- _ENTRIES SUPPLIED_
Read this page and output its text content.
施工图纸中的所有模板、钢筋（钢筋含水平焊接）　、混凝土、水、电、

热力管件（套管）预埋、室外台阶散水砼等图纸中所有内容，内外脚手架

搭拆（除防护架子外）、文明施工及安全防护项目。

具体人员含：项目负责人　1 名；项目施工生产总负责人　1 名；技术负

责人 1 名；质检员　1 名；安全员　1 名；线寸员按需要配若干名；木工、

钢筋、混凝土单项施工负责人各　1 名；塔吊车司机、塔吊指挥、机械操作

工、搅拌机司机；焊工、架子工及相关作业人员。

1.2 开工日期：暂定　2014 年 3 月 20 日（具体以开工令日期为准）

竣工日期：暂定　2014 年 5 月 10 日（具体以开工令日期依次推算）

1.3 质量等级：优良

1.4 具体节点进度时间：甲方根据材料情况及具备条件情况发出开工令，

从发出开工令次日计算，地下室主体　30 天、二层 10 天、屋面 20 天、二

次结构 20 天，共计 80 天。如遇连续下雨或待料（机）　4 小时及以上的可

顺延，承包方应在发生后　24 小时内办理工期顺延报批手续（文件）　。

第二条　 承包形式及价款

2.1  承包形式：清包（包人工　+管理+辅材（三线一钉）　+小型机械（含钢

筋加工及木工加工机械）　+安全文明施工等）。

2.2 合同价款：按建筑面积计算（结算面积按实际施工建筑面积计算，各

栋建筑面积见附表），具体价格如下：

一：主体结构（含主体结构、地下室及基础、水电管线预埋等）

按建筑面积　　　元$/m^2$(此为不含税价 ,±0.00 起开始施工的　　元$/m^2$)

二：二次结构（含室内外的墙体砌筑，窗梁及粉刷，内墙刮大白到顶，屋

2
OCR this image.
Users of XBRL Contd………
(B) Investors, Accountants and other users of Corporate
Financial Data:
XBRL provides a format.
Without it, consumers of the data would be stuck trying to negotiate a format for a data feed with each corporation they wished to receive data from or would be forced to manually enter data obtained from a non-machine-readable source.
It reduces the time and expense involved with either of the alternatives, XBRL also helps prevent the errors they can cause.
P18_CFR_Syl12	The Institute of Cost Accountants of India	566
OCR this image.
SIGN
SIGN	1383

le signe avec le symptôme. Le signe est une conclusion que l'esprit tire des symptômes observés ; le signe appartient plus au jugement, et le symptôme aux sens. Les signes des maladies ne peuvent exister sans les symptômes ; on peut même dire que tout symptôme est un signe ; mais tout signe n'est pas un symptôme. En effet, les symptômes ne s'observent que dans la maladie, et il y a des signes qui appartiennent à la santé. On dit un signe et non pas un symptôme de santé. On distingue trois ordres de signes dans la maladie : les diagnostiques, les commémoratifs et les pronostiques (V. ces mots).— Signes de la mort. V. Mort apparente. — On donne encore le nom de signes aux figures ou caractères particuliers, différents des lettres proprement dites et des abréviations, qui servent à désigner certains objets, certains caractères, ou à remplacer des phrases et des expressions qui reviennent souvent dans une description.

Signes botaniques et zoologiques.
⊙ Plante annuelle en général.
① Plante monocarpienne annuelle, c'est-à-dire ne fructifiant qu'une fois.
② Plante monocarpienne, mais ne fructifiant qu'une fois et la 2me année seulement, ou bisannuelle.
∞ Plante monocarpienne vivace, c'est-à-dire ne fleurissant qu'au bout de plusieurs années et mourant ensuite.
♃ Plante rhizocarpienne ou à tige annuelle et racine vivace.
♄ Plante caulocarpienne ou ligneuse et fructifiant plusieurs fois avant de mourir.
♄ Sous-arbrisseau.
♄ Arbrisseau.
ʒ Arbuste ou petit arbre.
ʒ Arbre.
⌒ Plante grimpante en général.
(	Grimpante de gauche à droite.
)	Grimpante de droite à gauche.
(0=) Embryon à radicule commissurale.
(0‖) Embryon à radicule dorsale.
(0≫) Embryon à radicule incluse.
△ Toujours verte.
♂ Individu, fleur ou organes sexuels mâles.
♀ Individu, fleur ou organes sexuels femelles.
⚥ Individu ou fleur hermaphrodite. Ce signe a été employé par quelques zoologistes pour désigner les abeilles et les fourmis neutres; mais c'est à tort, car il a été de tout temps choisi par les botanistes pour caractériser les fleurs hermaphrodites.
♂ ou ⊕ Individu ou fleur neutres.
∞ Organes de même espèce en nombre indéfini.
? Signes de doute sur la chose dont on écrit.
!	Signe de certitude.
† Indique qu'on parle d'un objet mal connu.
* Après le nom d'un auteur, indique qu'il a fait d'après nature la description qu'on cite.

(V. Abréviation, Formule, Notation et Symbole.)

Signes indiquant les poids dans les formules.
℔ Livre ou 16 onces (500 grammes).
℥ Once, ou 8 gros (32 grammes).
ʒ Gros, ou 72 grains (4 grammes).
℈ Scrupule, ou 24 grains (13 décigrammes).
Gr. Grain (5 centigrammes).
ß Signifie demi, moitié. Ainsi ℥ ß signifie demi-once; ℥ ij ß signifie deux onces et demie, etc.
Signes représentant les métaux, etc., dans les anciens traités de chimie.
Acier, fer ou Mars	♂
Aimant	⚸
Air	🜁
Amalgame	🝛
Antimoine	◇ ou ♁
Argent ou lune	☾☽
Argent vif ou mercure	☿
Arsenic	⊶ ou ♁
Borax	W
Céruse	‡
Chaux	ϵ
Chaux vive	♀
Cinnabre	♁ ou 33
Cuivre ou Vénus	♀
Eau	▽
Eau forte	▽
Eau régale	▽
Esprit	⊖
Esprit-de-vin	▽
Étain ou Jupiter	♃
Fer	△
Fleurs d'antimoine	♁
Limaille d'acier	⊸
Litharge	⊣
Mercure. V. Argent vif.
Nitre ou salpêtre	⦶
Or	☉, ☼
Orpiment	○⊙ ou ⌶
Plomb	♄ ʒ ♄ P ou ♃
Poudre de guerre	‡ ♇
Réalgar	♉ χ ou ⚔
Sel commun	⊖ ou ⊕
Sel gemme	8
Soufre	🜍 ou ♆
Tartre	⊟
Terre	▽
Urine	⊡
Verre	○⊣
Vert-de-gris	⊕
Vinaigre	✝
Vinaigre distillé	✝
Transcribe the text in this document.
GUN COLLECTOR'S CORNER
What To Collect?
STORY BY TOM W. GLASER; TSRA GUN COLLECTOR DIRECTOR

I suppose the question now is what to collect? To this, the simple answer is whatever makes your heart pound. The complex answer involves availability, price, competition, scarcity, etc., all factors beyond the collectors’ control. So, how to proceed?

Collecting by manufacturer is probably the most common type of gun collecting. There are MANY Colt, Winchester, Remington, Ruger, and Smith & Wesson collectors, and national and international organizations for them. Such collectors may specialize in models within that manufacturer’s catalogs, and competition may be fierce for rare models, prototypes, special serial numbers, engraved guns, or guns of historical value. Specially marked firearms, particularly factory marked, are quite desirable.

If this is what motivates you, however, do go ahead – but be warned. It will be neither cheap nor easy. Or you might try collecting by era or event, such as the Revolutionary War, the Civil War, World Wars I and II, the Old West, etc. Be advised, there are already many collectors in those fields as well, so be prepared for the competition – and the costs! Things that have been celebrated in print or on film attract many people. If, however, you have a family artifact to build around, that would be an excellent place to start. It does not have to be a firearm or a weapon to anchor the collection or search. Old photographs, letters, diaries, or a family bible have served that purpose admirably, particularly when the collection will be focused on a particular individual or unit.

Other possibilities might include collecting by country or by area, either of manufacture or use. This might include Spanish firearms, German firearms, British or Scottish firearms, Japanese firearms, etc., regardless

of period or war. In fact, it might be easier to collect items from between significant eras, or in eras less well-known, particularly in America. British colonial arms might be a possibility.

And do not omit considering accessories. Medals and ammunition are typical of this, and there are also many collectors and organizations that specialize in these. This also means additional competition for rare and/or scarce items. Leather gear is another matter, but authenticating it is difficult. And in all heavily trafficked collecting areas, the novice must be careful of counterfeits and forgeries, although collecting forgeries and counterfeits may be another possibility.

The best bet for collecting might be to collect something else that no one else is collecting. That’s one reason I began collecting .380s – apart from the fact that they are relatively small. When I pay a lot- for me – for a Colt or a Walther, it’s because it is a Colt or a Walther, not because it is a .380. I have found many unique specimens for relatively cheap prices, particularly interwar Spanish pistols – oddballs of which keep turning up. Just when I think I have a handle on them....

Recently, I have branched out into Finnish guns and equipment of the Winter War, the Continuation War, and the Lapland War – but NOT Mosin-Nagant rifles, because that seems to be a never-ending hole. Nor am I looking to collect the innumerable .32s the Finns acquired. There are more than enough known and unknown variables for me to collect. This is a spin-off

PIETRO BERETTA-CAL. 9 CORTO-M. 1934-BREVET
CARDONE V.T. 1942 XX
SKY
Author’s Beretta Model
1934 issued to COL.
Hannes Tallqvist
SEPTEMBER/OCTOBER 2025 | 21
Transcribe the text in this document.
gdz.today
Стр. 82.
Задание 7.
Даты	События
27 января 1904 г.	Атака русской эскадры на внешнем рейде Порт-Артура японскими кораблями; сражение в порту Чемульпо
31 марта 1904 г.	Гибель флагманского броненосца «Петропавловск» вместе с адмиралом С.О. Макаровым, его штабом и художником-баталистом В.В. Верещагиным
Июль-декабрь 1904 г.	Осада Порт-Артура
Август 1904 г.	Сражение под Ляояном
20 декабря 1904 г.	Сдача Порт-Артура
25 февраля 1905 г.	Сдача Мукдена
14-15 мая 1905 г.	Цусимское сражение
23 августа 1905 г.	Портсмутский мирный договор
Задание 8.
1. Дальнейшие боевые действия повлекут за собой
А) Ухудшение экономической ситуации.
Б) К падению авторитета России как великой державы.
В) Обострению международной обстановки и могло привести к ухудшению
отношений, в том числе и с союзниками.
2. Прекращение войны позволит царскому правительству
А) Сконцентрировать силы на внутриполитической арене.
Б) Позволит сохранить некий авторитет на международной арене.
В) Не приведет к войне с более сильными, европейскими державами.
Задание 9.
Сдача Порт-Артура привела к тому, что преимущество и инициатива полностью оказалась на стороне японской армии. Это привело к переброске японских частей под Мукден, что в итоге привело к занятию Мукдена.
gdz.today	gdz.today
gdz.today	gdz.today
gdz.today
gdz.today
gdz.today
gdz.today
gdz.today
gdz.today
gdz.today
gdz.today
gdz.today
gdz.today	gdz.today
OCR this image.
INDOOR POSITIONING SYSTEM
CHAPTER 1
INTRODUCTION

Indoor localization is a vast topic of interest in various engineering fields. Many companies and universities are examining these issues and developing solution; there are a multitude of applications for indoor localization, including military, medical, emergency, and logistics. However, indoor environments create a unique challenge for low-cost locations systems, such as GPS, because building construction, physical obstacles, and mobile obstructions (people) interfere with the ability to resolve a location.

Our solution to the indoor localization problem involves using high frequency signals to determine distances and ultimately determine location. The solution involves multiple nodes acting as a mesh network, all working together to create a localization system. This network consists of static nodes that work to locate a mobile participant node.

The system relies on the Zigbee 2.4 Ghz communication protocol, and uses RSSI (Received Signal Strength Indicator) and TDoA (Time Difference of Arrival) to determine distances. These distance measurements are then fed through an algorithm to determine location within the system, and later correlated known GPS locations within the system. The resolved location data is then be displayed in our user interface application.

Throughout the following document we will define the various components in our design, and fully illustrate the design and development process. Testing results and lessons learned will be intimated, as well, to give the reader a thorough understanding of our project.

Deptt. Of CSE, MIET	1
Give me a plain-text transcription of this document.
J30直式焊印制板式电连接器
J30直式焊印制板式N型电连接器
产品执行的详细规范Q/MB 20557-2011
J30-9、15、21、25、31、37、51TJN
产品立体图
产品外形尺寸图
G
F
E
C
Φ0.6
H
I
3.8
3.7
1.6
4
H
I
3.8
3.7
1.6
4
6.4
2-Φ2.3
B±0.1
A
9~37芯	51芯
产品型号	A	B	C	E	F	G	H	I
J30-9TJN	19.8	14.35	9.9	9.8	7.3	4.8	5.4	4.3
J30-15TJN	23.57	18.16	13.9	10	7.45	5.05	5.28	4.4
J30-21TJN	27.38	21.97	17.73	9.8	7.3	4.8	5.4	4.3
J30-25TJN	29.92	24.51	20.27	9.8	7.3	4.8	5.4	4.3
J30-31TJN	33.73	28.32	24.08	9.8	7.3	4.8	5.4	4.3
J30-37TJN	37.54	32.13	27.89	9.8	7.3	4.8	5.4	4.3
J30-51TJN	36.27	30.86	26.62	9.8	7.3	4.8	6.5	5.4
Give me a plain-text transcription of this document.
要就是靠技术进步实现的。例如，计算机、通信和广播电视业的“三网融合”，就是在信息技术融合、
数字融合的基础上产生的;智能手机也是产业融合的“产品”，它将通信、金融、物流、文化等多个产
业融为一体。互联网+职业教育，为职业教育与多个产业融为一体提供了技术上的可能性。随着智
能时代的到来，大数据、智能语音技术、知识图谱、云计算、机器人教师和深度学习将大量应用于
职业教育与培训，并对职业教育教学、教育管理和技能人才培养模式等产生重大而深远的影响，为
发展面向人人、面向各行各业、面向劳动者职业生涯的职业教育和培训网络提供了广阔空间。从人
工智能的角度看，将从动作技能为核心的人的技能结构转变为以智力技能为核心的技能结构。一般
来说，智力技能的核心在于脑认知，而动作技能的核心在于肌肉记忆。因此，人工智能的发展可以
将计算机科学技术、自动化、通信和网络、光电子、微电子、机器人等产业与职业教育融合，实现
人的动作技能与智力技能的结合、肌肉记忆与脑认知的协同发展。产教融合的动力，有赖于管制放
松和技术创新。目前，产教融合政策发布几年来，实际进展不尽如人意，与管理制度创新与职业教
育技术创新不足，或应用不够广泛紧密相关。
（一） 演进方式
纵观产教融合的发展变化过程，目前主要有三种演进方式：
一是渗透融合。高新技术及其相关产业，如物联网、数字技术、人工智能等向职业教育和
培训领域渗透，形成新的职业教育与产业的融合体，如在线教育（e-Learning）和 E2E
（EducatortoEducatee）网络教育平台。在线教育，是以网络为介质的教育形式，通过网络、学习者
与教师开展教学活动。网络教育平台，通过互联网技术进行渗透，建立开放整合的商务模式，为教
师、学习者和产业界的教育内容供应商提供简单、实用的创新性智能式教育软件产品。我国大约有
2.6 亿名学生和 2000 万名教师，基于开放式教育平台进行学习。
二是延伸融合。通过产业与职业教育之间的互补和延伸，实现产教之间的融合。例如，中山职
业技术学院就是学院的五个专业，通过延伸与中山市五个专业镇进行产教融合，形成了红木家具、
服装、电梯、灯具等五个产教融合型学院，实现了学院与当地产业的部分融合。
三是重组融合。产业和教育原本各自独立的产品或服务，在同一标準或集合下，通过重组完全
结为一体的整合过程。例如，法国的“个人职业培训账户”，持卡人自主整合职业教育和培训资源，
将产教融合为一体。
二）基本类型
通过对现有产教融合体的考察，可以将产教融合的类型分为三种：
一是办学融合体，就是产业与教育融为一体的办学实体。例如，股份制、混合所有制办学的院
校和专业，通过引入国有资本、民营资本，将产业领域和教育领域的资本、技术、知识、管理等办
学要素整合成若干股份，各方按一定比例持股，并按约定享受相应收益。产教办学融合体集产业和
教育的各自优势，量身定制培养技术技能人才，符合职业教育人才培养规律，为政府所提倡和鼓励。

- _WHAT THE EXERCISE ASKS_
Check every line of the entries above for the word "Мукдена" and report how many lines contain it, giving the number only.

- _IN RESPONSE_
2